### What this task involves
Retype all of the entries word for word.

Figure contents as structured data:
☆ ☆ ☆ ☆ ☆

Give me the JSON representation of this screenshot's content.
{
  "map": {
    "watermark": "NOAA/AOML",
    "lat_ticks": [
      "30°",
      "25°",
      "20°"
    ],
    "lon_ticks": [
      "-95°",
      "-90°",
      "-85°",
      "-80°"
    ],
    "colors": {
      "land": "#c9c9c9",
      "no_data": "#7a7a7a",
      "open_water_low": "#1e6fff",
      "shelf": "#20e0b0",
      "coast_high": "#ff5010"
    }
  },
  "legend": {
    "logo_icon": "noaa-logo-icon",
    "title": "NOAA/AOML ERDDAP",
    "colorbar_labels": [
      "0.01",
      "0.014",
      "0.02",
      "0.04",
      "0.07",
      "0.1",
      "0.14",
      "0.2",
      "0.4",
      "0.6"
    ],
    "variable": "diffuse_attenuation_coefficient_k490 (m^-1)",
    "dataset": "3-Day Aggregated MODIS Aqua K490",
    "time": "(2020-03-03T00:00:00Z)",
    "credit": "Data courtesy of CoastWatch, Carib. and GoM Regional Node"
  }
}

☆ ☆ ☆ ☆ ☆

### The solution
Give me the JSON representation of this screenshot's content.
{
  "map": {
    "watermark": "NOAA/AOML",
    "lat_ticks": [
      "30°",
      "25°",
      "20°"
    ],
    "lon_ticks": [
      "-95°",
      "-90°",
      "-85°",
      "-80°"
    ],
    "colors": {
      "land": "#c9c9c9",
      "no_data": "#7a7a7a",
      "open_water_low": "#1e6fff",
      "shelf": "#20e0b0",
      "coast_high": "#ff5010"
    }
  },
  "legend": {
    "logo_icon": "noaa-logo-icon",
    "title": "NOAA/AOML ERDDAP",
    "colorbar_labels": [
      "0.01",
      "0.014",
      "0.02",
      "0.04",
      "0.07",
      "0.1",
      "0.14",
      "0.2",
      "0.4",
      "0.6"
    ],
    "variable": "diffuse_attenuation_coefficient_k490 (m^-1)",
    "dataset": "3-Day Aggregated MODIS Aqua K490",
    "time": "(2020-03-03T00:00:00Z)",
    "credit": "Data courtesy of CoastWatch, Carib. and GoM Regional Node"
  }
}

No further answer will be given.